Task objective.
Your task is to extract every line from the material below exactly.

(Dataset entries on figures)
— START —
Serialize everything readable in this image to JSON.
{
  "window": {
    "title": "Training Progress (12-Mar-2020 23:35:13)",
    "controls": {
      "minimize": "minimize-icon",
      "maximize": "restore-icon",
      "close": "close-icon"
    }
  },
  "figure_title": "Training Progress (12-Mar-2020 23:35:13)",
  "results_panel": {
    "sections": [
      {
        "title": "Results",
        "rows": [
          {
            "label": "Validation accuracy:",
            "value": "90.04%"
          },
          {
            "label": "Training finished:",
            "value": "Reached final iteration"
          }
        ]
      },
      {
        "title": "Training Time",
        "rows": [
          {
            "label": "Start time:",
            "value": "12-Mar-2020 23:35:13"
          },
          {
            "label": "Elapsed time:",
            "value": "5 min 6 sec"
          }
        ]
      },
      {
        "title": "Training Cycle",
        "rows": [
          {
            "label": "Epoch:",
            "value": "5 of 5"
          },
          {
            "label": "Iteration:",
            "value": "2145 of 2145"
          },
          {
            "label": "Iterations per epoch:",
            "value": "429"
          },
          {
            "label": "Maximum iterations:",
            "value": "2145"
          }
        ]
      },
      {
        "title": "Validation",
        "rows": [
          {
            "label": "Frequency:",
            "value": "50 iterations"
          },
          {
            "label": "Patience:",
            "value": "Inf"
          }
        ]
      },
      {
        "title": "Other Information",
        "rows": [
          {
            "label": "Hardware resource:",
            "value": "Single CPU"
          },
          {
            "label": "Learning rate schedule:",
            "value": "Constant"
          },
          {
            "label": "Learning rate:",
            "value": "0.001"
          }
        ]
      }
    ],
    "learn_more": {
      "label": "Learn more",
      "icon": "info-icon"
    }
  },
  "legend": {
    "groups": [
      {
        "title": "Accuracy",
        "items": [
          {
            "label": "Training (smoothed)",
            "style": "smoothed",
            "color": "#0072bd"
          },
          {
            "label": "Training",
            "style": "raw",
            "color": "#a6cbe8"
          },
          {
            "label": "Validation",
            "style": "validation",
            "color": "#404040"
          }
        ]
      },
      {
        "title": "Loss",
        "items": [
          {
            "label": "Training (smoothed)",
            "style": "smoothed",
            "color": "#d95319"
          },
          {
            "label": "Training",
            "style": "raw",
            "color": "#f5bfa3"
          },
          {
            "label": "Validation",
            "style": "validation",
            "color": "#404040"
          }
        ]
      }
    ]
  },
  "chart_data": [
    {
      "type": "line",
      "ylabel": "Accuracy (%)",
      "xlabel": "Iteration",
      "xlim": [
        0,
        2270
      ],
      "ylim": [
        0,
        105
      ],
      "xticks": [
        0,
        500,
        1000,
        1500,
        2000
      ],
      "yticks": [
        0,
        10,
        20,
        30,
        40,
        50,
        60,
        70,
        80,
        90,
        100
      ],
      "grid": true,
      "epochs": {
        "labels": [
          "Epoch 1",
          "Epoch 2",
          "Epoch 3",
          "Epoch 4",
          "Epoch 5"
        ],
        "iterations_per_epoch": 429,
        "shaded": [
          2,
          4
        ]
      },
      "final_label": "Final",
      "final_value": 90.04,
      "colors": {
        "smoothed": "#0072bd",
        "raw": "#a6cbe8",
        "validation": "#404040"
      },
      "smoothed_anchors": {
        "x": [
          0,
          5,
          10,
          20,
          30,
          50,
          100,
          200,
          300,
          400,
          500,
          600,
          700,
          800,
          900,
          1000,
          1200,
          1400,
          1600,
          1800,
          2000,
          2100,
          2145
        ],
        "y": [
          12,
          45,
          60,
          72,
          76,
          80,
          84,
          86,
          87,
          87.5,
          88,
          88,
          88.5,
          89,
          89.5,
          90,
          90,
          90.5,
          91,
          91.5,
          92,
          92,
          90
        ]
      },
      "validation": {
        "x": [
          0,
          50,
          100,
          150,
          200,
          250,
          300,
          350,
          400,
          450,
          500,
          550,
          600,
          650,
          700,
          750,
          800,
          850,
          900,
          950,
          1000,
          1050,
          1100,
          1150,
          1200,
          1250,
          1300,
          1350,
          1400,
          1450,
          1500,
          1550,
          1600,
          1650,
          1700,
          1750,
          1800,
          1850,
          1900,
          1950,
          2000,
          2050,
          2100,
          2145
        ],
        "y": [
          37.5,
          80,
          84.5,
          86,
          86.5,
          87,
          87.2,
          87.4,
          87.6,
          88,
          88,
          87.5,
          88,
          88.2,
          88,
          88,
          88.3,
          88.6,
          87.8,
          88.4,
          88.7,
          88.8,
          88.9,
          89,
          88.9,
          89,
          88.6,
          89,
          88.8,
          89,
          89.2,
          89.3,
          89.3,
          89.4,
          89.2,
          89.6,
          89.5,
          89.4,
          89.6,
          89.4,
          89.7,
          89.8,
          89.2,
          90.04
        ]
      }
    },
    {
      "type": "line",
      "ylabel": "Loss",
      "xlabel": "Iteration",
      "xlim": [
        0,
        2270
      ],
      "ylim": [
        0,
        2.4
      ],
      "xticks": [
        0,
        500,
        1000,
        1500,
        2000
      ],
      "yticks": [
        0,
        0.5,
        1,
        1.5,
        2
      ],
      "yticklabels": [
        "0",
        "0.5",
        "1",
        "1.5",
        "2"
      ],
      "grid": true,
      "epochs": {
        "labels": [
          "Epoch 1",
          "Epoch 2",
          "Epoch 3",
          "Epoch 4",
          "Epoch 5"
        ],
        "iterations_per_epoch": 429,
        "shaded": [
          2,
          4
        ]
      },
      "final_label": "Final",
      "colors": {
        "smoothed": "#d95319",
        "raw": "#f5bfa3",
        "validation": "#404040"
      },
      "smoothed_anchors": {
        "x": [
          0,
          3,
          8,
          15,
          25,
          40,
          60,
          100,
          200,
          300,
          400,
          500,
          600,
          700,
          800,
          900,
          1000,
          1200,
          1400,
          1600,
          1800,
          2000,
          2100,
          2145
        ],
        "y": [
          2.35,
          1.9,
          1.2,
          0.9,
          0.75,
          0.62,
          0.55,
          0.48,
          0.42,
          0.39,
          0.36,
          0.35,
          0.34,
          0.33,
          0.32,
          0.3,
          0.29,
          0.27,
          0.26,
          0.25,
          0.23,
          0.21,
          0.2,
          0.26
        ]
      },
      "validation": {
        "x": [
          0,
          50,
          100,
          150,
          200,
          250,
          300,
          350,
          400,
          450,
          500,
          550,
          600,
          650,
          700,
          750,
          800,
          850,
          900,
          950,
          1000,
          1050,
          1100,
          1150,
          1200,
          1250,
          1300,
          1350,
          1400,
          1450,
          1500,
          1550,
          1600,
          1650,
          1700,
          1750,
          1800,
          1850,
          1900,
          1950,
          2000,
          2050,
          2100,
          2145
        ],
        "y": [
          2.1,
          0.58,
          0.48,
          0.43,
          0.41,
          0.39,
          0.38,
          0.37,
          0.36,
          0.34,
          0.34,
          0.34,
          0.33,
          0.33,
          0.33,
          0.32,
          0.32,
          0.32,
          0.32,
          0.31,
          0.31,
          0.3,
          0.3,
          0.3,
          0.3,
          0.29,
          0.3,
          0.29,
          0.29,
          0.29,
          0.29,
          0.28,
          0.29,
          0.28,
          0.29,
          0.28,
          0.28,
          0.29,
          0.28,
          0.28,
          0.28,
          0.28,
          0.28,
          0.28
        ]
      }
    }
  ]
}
— END —
Solution to the exercise.
Serialize everything readable in this image to JSON.
{
  "window": {
    "title": "Training Progress (12-Mar-2020 23:35:13)",
    "controls": {
      "minimize": "minimize-icon",
      "maximize": "restore-icon",
      "close": "close-icon"
    }
  },
  "figure_title": "Training Progress (12-Mar-2020 23:35:13)",
  "results_panel": {
    "sections": [
      {
        "title": "Results",
        "rows": [
          {
            "label": "Validation accuracy:",
            "value": "90.04%"
          },
          {
            "label": "Training finished:",
            "value": "Reached final iteration"
          }
        ]
      },
      {
        "title": "Training Time",
        "rows": [
          {
            "label": "Start time:",
            "value": "12-Mar-2020 23:35:13"
          },
          {
            "label": "Elapsed time:",
            "value": "5 min 6 sec"
          }
        ]
      },
      {
        "title": "Training Cycle",
        "rows": [
          {
            "label": "Epoch:",
            "value": "5 of 5"
          },
          {
            "label": "Iteration:",
            "value": "2145 of 2145"
          },
          {
            "label": "Iterations per epoch:",
            "value": "429"
          },
          {
            "label": "Maximum iterations:",
            "value": "2145"
          }
        ]
      },
      {
        "title": "Validation",
        "rows": [
          {
            "label": "Frequency:",
            "value": "50 iterations"
          },
          {
            "label": "Patience:",
            "value": "Inf"
          }
        ]
      },
      {
        "title": "Other Information",
        "rows": [
          {
            "label": "Hardware resource:",
            "value": "Single CPU"
          },
          {
            "label": "Learning rate schedule:",
            "value": "Constant"
          },
          {
            "label": "Learning rate:",
            "value": "0.001"
          }
        ]
      }
    ],
    "learn_more": {
      "label": "Learn more",
      "icon": "info-icon"
    }
  },
  "legend": {
    "groups": [
      {
        "title": "Accuracy",
        "items": [
          {
            "label": "Training (smoothed)",
            "style": "smoothed",
            "color": "#0072bd"
          },
          {
            "label": "Training",
            "style": "raw",
            "color": "#a6cbe8"
          },
          {
            "label": "Validation",
            "style": "validation",
            "color": "#404040"
          }
        ]
      },
      {
        "title": "Loss",
        "items": [
          {
            "label": "Training (smoothed)",
            "style": "smoothed",
            "color": "#d95319"
          },
          {
            "label": "Training",
            "style": "raw",
            "color": "#f5bfa3"
          },
          {
            "label": "Validation",
            "style": "validation",
            "color": "#404040"
          }
        ]
      }
    ]
  },
  "chart_data": [
    {
      "type": "line",
      "ylabel": "Accuracy (%)",
      "xlabel": "Iteration",
      "xlim": [
        0,
        2270
      ],
      "ylim": [
        0,
        105
      ],
      "xticks": [
        0,
        500,
        1000,
        1500,
        2000
      ],
      "yticks": [
        0,
        10,
        20,
        30,
        40,
        50,
        60,
        70,
        80,
        90,
        100
      ],
      "grid": true,
      "epochs": {
        "labels": [
          "Epoch 1",
          "Epoch 2",
          "Epoch 3",
          "Epoch 4",
          "Epoch 5"
        ],
        "iterations_per_epoch": 429,
        "shaded": [
          2,
          4
        ]
      },
      "final_label": "Final",
      "final_value": 90.04,
      "colors": {
        "smoothed": "#0072bd",
        "raw": "#a6cbe8",
        "validation": "#404040"
      },
      "smoothed_anchors": {
        "x": [
          0,
          5,
          10,
          20,
          30,
          50,
          100,
          200,
          300,
          400,
          500,
          600,
          700,
          800,
          900,
          1000,
          1200,
          1400,
          1600,
          1800,
          2000,
          2100,
          2145
        ],
        "y": [
          12,
          45,
          60,
          72,
          76,
          80,
          84,
          86,
          87,
          87.5,
          88,
          88,
          88.5,
          89,
          89.5,
          90,
          90,
          90.5,
          91,
          91.5,
          92,
          92,
          90
        ]
      },
      "validation": {
        "x": [
          0,
          50,
          100,
          150,
          200,
          250,
          300,
          350,
          400,
          450,
          500,
          550,
          600,
          650,
          700,
          750,
          800,
          850,
          900,
          950,
          1000,
          1050,
          1100,
          1150,
          1200,
          1250,
          1300,
          1350,
          1400,
          1450,
          1500,
          1550,
          1600,
          1650,
          1700,
          1750,
          1800,
          1850,
          1900,
          1950,
          2000,
          2050,
          2100,
          2145
        ],
        "y": [
          37.5,
          80,
          84.5,
          86,
          86.5,
          87,
          87.2,
          87.4,
          87.6,
          88,
          88,
          87.5,
          88,
          88.2,
          88,
          88,
          88.3,
          88.6,
          87.8,
          88.4,
          88.7,
          88.8,
          88.9,
          89,
          88.9,
          89,
          88.6,
          89,
          88.8,
          89,
          89.2,
          89.3,
          89.3,
          89.4,
          89.2,
          89.6,
          89.5,
          89.4,
          89.6,
          89.4,
          89.7,
          89.8,
          89.2,
          90.04
        ]
      }
    },
    {
      "type": "line",
      "ylabel": "Loss",
      "xlabel": "Iteration",
      "xlim": [
        0,
        2270
      ],
      "ylim": [
        0,
        2.4
      ],
      "xticks": [
        0,
        500,
        1000,
        1500,
        2000
      ],
      "yticks": [
        0,
        0.5,
        1,
        1.5,
        2
      ],
      "yticklabels": [
        "0",
        "0.5",
        "1",
        "1.5",
        "2"
      ],
      "grid": true,
      "epochs": {
        "labels": [
          "Epoch 1",
          "Epoch 2",
          "Epoch 3",
          "Epoch 4",
          "Epoch 5"
        ],
        "iterations_per_epoch": 429,
        "shaded": [
          2,
          4
        ]
      },
      "final_label": "Final",
      "colors": {
        "smoothed": "#d95319",
        "raw": "#f5bfa3",
        "validation": "#404040"
      },
      "smoothed_anchors": {
        "x": [
          0,
          3,
          8,
          15,
          25,
          40,
          60,
          100,
          200,
          300,
          400,
          500,
          600,
          700,
          800,
          900,
          1000,
          1200,
          1400,
          1600,
          1800,
          2000,
          2100,
          2145
        ],
        "y": [
          2.35,
          1.9,
          1.2,
          0.9,
          0.75,
          0.62,
          0.55,
          0.48,
          0.42,
          0.39,
          0.36,
          0.35,
          0.34,
          0.33,
          0.32,
          0.3,
          0.29,
          0.27,
          0.26,
          0.25,
          0.23,
          0.21,
          0.2,
          0.26
        ]
      },
      "validation": {
        "x": [
          0,
          50,
          100,
          150,
          200,
          250,
          300,
          350,
          400,
          450,
          500,
          550,
          600,
          650,
          700,
          750,
          800,
          850,
          900,
          950,
          1000,
          1050,
          1100,
          1150,
          1200,
          1250,
          1300,
          1350,
          1400,
          1450,
          1500,
          1550,
          1600,
          1650,
          1700,
          1750,
          1800,
          1850,
          1900,
          1950,
          2000,
          2050,
          2100,
          2145
        ],
        "y": [
          2.1,
          0.58,
          0.48,
          0.43,
          0.41,
          0.39,
          0.38,
          0.37,
          0.36,
          0.34,
          0.34,
          0.34,
          0.33,
          0.33,
          0.33,
          0.32,
          0.32,
          0.32,
          0.32,
          0.31,
          0.31,
          0.3,
          0.3,
          0.3,
          0.3,
          0.29,
          0.3,
          0.29,
          0.29,
          0.29,
          0.29,
          0.28,
          0.29,
          0.28,
          0.29,
          0.28,
          0.28,
          0.29,
          0.28,
          0.28,
          0.28,
          0.28,
          0.28,
          0.28
        ]
      }
    }
  ]
}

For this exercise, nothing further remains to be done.